It's great news in the sense that this new energy storage and EV production capacity is (part of) our best chance to avoid catastrophic outcomes from climate change.
It's terrifying because we (in the West) can't seem to motivate ourselves to do anything like this on the same timescale, and nations that suffered similar disparities in industrial capacity (not to mention energy production) haven't done well in the past.
> It's terrifying because we (in the West) can't seem to motivate ourselves to do anything like this on the same timescale
The sad thing is, we still can if we want to. When Russia throttled down the natural gas pipelines into the EU, it took them mere weeks until the first new floating natural gas terminal was put into operation. And they've collectively dumped an astonishing number of new terminals into the North Sea since then, all at the same time. Germany alone spent $6B in infrastructure investments before that first winter without Russian gas.
We could if we wanted to. But by and large, we don't want to.

» **Task requirements**
• a. Decide whether each statement agrees with the comments on energy storage and EV production capacity. Answer yes or no for each, and quote the words of the comments that decide it.
(i) Germany spent $6B on infrastructure before its first winter without Russian gas.
(ii) The first new floating natural gas terminal took years to put into operation.
(iii) The reply holds that the West no longer has the ability to act on such a timescale.
• b. Carry on the comments about energy storage and EV production capacity from their last sentence.

» **Data provided**
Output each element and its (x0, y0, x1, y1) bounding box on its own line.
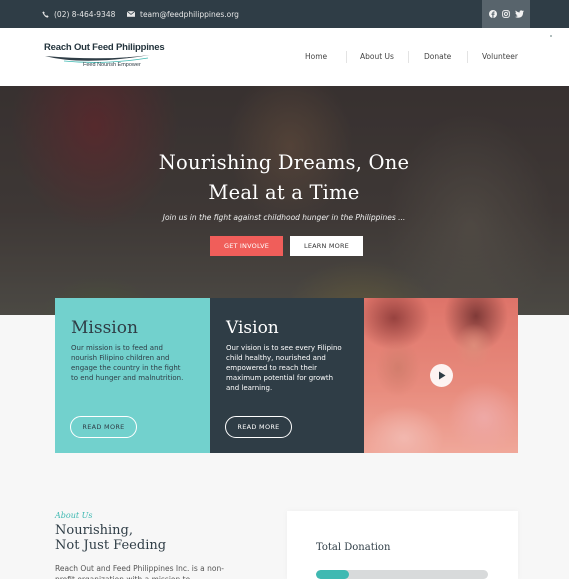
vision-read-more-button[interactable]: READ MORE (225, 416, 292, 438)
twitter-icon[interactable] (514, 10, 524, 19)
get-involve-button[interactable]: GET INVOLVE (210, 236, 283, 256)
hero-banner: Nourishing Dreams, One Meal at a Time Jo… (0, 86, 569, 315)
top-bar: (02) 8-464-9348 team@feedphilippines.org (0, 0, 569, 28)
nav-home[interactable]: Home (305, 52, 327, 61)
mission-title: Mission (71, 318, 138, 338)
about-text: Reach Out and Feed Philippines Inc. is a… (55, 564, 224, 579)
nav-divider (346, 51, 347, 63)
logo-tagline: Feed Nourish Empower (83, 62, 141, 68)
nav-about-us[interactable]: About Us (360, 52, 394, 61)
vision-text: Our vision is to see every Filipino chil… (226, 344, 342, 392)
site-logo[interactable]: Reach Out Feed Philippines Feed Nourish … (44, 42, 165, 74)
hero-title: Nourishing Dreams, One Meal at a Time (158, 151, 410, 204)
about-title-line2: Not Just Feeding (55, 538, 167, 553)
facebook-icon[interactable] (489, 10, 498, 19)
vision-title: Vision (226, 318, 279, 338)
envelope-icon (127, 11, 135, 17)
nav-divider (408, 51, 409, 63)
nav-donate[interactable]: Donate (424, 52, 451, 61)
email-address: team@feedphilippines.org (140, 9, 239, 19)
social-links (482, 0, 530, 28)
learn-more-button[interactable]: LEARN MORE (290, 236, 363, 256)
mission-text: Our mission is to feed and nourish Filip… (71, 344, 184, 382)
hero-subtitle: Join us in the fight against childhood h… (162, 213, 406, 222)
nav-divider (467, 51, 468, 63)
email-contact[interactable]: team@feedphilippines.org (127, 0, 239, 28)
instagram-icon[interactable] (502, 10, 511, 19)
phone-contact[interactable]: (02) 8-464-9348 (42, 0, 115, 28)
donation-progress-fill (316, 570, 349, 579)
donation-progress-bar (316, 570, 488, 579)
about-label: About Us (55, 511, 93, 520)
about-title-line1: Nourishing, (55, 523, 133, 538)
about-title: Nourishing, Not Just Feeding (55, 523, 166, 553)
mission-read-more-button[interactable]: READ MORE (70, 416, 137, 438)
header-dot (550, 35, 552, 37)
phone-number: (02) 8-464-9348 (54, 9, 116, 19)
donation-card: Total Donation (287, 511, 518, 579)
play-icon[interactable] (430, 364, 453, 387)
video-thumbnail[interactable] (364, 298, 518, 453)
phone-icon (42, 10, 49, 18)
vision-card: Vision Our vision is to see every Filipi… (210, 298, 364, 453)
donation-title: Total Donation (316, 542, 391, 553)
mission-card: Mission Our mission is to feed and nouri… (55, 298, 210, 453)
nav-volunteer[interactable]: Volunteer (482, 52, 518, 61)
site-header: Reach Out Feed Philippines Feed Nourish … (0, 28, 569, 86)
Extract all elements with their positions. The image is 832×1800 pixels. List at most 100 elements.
* * *
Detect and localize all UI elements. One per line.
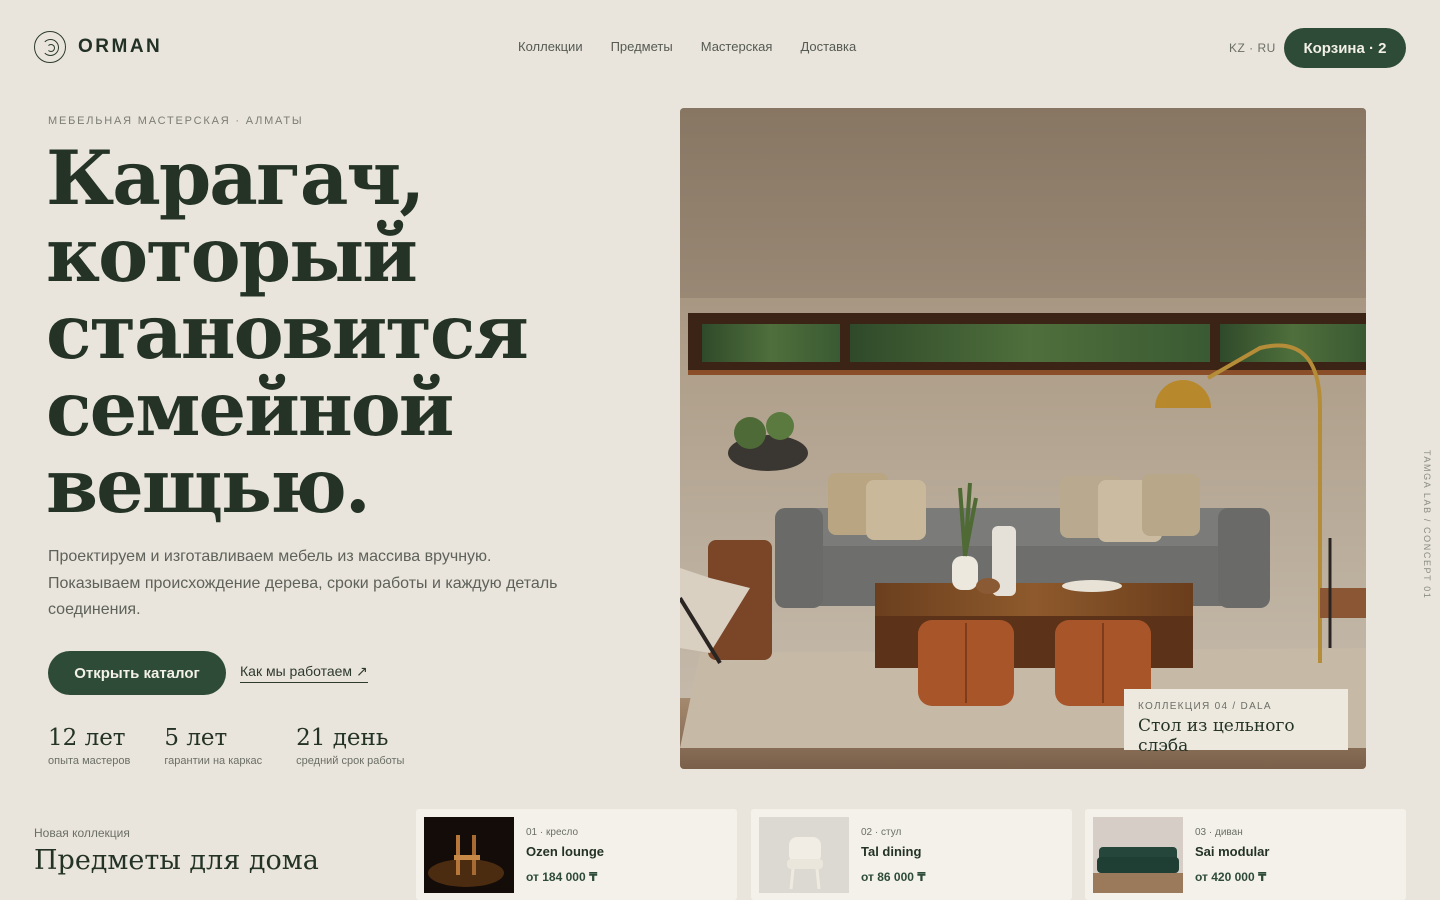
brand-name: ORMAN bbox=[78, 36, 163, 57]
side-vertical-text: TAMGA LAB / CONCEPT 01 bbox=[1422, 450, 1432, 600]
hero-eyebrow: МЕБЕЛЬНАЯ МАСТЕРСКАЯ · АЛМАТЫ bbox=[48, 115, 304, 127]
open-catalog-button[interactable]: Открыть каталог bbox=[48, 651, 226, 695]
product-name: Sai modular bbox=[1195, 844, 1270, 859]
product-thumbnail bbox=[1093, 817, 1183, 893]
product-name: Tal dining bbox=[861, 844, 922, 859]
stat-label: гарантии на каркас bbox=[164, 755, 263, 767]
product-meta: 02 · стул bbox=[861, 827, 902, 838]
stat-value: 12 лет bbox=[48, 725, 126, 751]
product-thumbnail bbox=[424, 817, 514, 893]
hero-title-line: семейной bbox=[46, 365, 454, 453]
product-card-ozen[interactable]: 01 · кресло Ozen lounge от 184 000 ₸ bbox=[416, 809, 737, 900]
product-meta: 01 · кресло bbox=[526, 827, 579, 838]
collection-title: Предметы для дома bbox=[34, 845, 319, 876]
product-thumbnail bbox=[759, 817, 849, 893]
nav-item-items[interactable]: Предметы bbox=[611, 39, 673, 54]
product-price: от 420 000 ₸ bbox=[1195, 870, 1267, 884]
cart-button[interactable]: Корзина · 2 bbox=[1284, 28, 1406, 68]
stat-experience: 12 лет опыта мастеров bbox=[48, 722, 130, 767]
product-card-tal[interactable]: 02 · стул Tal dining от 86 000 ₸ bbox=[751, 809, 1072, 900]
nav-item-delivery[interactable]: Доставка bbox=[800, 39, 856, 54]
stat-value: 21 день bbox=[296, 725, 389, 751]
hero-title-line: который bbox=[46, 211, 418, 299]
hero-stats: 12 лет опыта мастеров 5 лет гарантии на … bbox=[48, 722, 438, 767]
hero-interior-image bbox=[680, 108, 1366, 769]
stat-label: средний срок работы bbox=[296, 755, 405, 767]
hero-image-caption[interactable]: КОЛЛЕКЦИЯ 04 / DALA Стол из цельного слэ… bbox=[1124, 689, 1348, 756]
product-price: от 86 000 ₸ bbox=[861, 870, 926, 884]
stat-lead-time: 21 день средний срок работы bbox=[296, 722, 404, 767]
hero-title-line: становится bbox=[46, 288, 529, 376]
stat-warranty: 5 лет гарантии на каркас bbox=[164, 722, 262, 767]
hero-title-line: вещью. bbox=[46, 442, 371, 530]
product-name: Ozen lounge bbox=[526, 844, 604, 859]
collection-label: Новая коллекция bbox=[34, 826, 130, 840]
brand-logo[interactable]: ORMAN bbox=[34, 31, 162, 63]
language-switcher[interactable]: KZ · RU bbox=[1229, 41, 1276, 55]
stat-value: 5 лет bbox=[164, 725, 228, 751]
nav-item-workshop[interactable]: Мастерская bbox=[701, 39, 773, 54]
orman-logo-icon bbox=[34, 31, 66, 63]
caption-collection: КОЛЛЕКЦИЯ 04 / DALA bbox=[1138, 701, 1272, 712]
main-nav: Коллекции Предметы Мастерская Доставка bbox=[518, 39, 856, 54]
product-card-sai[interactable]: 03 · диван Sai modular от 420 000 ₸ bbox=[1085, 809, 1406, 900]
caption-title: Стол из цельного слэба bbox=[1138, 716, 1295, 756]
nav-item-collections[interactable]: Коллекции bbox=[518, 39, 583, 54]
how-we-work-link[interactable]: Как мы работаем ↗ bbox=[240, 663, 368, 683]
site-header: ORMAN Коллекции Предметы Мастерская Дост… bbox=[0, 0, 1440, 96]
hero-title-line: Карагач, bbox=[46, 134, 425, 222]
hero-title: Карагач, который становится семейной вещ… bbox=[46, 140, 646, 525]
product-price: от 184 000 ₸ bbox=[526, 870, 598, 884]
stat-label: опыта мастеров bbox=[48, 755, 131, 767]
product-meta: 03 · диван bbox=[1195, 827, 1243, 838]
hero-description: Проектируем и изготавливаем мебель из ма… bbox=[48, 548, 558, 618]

» **Responses for each task**
• a.
(i) Yes: "Germany alone spent $6B in infrastructure investments before that first winter without Russian gas."
(ii) No: "it took them mere weeks until the first new floating natural gas terminal was put into operation."
(iii) No: "The sad thing is, we still can if we want to."

• b.
Of course we can motivate ourselves. But they're acting like we did in the 1800s through the mid 1900s. They just build anywhere no matter what. They have no interest in dealing with environmental concerns. The officially released pollution levels in China are mind-boggling and they still do not represent how bad it really is.
You think US manufacturers wouldn't be delighted to just buy a few hundred acres land and start building stuff? They'd do it in a heartbeat. For better and for worse, it is not a level playing field. Conforming to government regulations over here is stifling for a 100-house development in Arkansas, but it's almost impossible in California, Illinois, or New York. Now imagine what it's like to build a huge factory. It is nearly impossible to get permission, and inspections, endangered wildlife concerns, waste removal, etc. handled in under 5-10 years.
The air quality in China is lot better now than a decade ago. The smog was so bad in 2012 and I remembered the AQI hitting 999 (the max it would go) on more than one occasions during Beijing winter.
Went back again in early 2024 and it was so much better, pollution still noticeable on more days than not but at least half the time I spent had AQI below 100.
I was in Shenzhen in 2017 and again recently. The difference is huge. The air quality walking around the street is very good and you never smell gasoline.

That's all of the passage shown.